Will you output all of the data below exactly, omitting the images?

Records excerpted from a collection:
◇ ◇ ◇ ◇ ◇ ◇ ◇

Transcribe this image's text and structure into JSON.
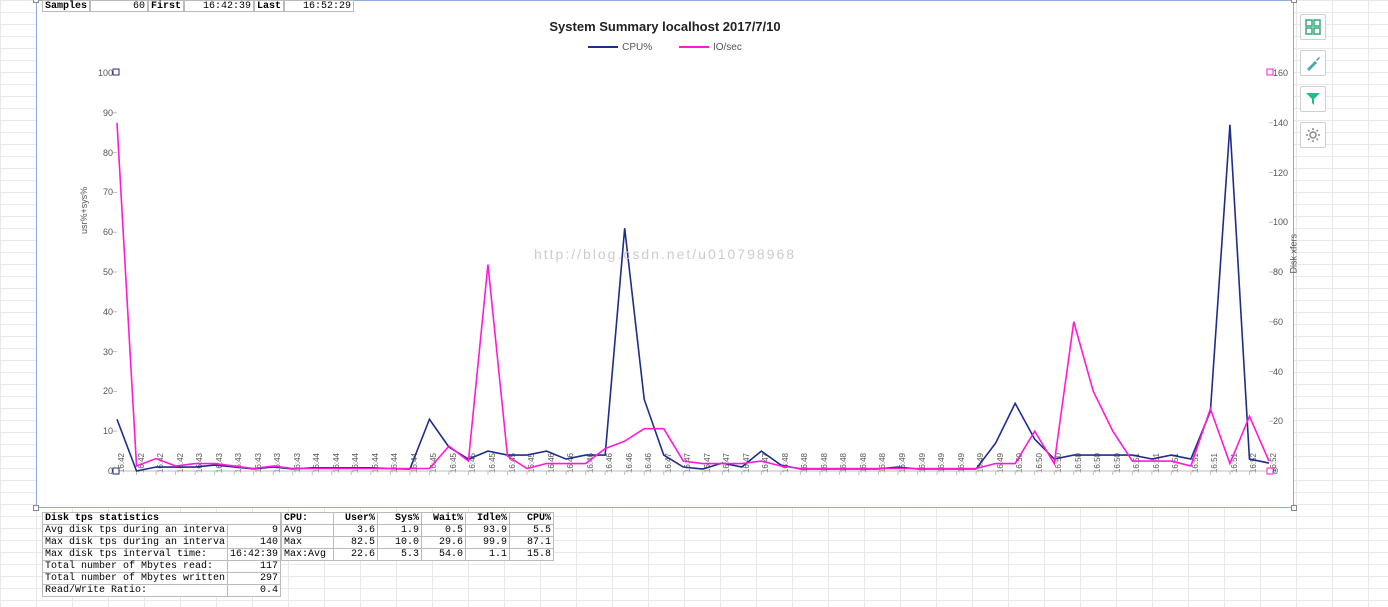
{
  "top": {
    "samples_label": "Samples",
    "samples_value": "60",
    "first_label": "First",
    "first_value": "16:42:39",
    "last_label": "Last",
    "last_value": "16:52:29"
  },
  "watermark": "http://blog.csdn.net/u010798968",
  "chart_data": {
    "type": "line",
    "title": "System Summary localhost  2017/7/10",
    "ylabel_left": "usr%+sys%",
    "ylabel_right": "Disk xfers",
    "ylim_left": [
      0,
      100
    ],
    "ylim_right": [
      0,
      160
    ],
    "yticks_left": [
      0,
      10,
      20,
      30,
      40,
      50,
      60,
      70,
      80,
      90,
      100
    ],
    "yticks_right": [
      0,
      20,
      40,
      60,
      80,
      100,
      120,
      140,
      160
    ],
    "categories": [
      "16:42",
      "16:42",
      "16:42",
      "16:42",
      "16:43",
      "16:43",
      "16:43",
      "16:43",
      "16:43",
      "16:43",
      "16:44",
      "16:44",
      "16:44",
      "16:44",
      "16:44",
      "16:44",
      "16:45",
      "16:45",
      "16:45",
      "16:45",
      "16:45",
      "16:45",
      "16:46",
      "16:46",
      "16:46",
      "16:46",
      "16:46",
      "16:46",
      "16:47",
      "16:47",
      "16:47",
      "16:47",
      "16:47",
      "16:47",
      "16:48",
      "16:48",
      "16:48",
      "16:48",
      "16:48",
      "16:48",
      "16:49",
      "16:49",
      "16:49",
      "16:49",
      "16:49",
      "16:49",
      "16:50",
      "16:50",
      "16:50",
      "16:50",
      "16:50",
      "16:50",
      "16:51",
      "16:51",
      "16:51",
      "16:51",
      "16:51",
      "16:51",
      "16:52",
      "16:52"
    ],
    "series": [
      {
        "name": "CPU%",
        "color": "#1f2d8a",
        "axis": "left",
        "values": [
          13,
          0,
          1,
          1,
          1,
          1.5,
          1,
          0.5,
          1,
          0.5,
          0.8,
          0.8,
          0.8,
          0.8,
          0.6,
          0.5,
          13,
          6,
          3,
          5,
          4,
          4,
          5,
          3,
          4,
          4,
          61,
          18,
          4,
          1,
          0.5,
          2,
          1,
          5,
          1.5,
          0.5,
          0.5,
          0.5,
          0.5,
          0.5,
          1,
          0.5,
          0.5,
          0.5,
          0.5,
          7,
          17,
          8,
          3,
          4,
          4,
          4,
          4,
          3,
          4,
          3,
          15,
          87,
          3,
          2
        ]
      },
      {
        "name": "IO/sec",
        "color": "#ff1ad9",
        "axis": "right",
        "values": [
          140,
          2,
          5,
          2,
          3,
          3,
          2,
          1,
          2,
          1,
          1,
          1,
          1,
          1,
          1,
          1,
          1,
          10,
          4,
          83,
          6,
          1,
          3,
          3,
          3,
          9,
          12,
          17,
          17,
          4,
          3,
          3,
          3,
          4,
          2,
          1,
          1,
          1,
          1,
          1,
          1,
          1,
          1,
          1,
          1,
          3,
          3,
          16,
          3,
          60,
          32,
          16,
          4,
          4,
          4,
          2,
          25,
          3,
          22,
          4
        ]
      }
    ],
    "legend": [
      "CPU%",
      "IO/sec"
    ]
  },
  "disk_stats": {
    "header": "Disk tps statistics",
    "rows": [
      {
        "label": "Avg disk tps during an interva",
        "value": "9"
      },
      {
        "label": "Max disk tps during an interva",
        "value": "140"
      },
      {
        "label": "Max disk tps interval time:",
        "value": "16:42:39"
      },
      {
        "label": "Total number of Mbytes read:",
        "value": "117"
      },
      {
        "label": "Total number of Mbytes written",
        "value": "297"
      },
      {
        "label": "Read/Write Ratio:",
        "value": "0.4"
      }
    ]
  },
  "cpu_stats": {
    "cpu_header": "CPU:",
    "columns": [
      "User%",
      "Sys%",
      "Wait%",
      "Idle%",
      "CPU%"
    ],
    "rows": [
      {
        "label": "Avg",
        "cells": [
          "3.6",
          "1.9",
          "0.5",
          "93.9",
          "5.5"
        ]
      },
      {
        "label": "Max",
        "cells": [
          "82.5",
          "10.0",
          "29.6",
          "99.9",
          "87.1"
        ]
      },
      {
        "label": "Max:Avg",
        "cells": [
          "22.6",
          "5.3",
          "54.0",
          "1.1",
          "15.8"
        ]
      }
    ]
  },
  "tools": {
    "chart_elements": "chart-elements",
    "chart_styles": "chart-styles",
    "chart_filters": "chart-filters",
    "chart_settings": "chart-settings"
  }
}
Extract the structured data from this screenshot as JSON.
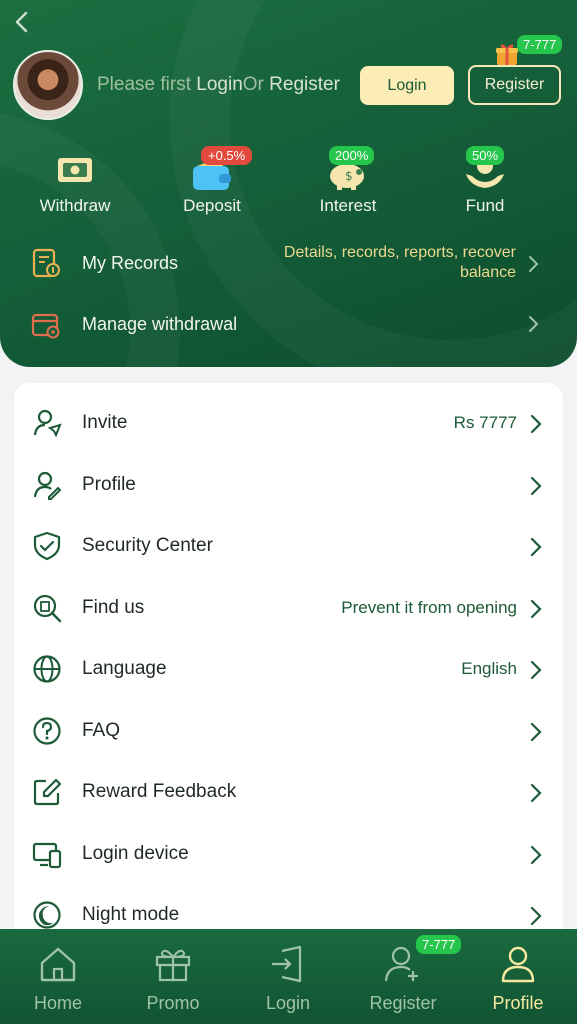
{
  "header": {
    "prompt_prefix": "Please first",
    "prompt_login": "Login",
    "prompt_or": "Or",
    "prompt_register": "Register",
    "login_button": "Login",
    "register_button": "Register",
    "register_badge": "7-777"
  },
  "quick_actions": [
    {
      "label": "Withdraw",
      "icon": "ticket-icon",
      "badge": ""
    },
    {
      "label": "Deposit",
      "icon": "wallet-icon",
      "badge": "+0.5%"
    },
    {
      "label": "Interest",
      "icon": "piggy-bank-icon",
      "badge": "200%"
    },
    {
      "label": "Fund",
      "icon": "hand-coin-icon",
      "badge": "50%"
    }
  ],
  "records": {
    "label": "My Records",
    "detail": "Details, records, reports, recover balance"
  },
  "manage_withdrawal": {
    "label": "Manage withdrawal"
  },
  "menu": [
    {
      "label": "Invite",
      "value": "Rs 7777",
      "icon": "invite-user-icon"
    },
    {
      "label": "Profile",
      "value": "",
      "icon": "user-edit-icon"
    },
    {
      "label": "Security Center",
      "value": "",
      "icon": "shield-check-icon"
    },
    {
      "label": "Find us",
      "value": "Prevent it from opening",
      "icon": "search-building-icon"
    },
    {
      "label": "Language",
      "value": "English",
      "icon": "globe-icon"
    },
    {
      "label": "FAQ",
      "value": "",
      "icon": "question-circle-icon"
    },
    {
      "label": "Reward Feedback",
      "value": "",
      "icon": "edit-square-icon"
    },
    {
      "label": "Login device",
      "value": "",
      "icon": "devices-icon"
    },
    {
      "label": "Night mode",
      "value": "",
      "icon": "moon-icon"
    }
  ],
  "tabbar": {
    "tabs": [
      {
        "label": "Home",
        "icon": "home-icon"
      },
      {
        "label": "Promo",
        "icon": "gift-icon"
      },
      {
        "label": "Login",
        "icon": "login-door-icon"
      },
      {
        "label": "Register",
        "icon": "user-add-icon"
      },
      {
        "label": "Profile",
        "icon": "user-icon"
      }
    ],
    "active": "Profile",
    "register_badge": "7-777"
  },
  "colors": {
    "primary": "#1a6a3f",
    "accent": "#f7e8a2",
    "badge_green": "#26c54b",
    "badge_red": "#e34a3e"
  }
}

◇ ◇ ◇ ◇ ◇ ◇ ◇

# Written response
Transcribe this image's text and structure into JSON.
{
  "top": {
    "samples_label": "Samples",
    "samples_value": "60",
    "first_label": "First",
    "first_value": "16:42:39",
    "last_label": "Last",
    "last_value": "16:52:29"
  },
  "watermark": "http://blog.csdn.net/u010798968",
  "chart_data": {
    "type": "line",
    "title": "System Summary localhost  2017/7/10",
    "ylabel_left": "usr%+sys%",
    "ylabel_right": "Disk xfers",
    "ylim_left": [
      0,
      100
    ],
    "ylim_right": [
      0,
      160
    ],
    "yticks_left": [
      0,
      10,
      20,
      30,
      40,
      50,
      60,
      70,
      80,
      90,
      100
    ],
    "yticks_right": [
      0,
      20,
      40,
      60,
      80,
      100,
      120,
      140,
      160
    ],
    "categories": [
      "16:42",
      "16:42",
      "16:42",
      "16:42",
      "16:43",
      "16:43",
      "16:43",
      "16:43",
      "16:43",
      "16:43",
      "16:44",
      "16:44",
      "16:44",
      "16:44",
      "16:44",
      "16:44",
      "16:45",
      "16:45",
      "16:45",
      "16:45",
      "16:45",
      "16:45",
      "16:46",
      "16:46",
      "16:46",
      "16:46",
      "16:46",
      "16:46",
      "16:47",
      "16:47",
      "16:47",
      "16:47",
      "16:47",
      "16:47",
      "16:48",
      "16:48",
      "16:48",
      "16:48",
      "16:48",
      "16:48",
      "16:49",
      "16:49",
      "16:49",
      "16:49",
      "16:49",
      "16:49",
      "16:50",
      "16:50",
      "16:50",
      "16:50",
      "16:50",
      "16:50",
      "16:51",
      "16:51",
      "16:51",
      "16:51",
      "16:51",
      "16:51",
      "16:52",
      "16:52"
    ],
    "series": [
      {
        "name": "CPU%",
        "color": "#1f2d8a",
        "axis": "left",
        "values": [
          13,
          0,
          1,
          1,
          1,
          1.5,
          1,
          0.5,
          1,
          0.5,
          0.8,
          0.8,
          0.8,
          0.8,
          0.6,
          0.5,
          13,
          6,
          3,
          5,
          4,
          4,
          5,
          3,
          4,
          4,
          61,
          18,
          4,
          1,
          0.5,
          2,
          1,
          5,
          1.5,
          0.5,
          0.5,
          0.5,
          0.5,
          0.5,
          1,
          0.5,
          0.5,
          0.5,
          0.5,
          7,
          17,
          8,
          3,
          4,
          4,
          4,
          4,
          3,
          4,
          3,
          15,
          87,
          3,
          2
        ]
      },
      {
        "name": "IO/sec",
        "color": "#ff1ad9",
        "axis": "right",
        "values": [
          140,
          2,
          5,
          2,
          3,
          3,
          2,
          1,
          2,
          1,
          1,
          1,
          1,
          1,
          1,
          1,
          1,
          10,
          4,
          83,
          6,
          1,
          3,
          3,
          3,
          9,
          12,
          17,
          17,
          4,
          3,
          3,
          3,
          4,
          2,
          1,
          1,
          1,
          1,
          1,
          1,
          1,
          1,
          1,
          1,
          3,
          3,
          16,
          3,
          60,
          32,
          16,
          4,
          4,
          4,
          2,
          25,
          3,
          22,
          4
        ]
      }
    ],
    "legend": [
      "CPU%",
      "IO/sec"
    ]
  },
  "disk_stats": {
    "header": "Disk tps statistics",
    "rows": [
      {
        "label": "Avg disk tps during an interva",
        "value": "9"
      },
      {
        "label": "Max disk tps during an interva",
        "value": "140"
      },
      {
        "label": "Max disk tps interval time:",
        "value": "16:42:39"
      },
      {
        "label": "Total number of Mbytes read:",
        "value": "117"
      },
      {
        "label": "Total number of Mbytes written",
        "value": "297"
      },
      {
        "label": "Read/Write Ratio:",
        "value": "0.4"
      }
    ]
  },
  "cpu_stats": {
    "cpu_header": "CPU:",
    "columns": [
      "User%",
      "Sys%",
      "Wait%",
      "Idle%",
      "CPU%"
    ],
    "rows": [
      {
        "label": "Avg",
        "cells": [
          "3.6",
          "1.9",
          "0.5",
          "93.9",
          "5.5"
        ]
      },
      {
        "label": "Max",
        "cells": [
          "82.5",
          "10.0",
          "29.6",
          "99.9",
          "87.1"
        ]
      },
      {
        "label": "Max:Avg",
        "cells": [
          "22.6",
          "5.3",
          "54.0",
          "1.1",
          "15.8"
        ]
      }
    ]
  },
  "tools": {
    "chart_elements": "chart-elements",
    "chart_styles": "chart-styles",
    "chart_filters": "chart-filters",
    "chart_settings": "chart-settings"
  }
}
Extract the structured data from this screenshot as JSON.
{
  "header": {
    "prompt_prefix": "Please first",
    "prompt_login": "Login",
    "prompt_or": "Or",
    "prompt_register": "Register",
    "login_button": "Login",
    "register_button": "Register",
    "register_badge": "7-777"
  },
  "quick_actions": [
    {
      "label": "Withdraw",
      "icon": "ticket-icon",
      "badge": ""
    },
    {
      "label": "Deposit",
      "icon": "wallet-icon",
      "badge": "+0.5%"
    },
    {
      "label": "Interest",
      "icon": "piggy-bank-icon",
      "badge": "200%"
    },
    {
      "label": "Fund",
      "icon": "hand-coin-icon",
      "badge": "50%"
    }
  ],
  "records": {
    "label": "My Records",
    "detail": "Details, records, reports, recover balance"
  },
  "manage_withdrawal": {
    "label": "Manage withdrawal"
  },
  "menu": [
    {
      "label": "Invite",
      "value": "Rs 7777",
      "icon": "invite-user-icon"
    },
    {
      "label": "Profile",
      "value": "",
      "icon": "user-edit-icon"
    },
    {
      "label": "Security Center",
      "value": "",
      "icon": "shield-check-icon"
    },
    {
      "label": "Find us",
      "value": "Prevent it from opening",
      "icon": "search-building-icon"
    },
    {
      "label": "Language",
      "value": "English",
      "icon": "globe-icon"
    },
    {
      "label": "FAQ",
      "value": "",
      "icon": "question-circle-icon"
    },
    {
      "label": "Reward Feedback",
      "value": "",
      "icon": "edit-square-icon"
    },
    {
      "label": "Login device",
      "value": "",
      "icon": "devices-icon"
    },
    {
      "label": "Night mode",
      "value": "",
      "icon": "moon-icon"
    }
  ],
  "tabbar": {
    "tabs": [
      {
        "label": "Home",
        "icon": "home-icon"
      },
      {
        "label": "Promo",
        "icon": "gift-icon"
      },
      {
        "label": "Login",
        "icon": "login-door-icon"
      },
      {
        "label": "Register",
        "icon": "user-add-icon"
      },
      {
        "label": "Profile",
        "icon": "user-icon"
      }
    ],
    "active": "Profile",
    "register_badge": "7-777"
  },
  "colors": {
    "primary": "#1a6a3f",
    "accent": "#f7e8a2",
    "badge_green": "#26c54b",
    "badge_red": "#e34a3e"
  }
}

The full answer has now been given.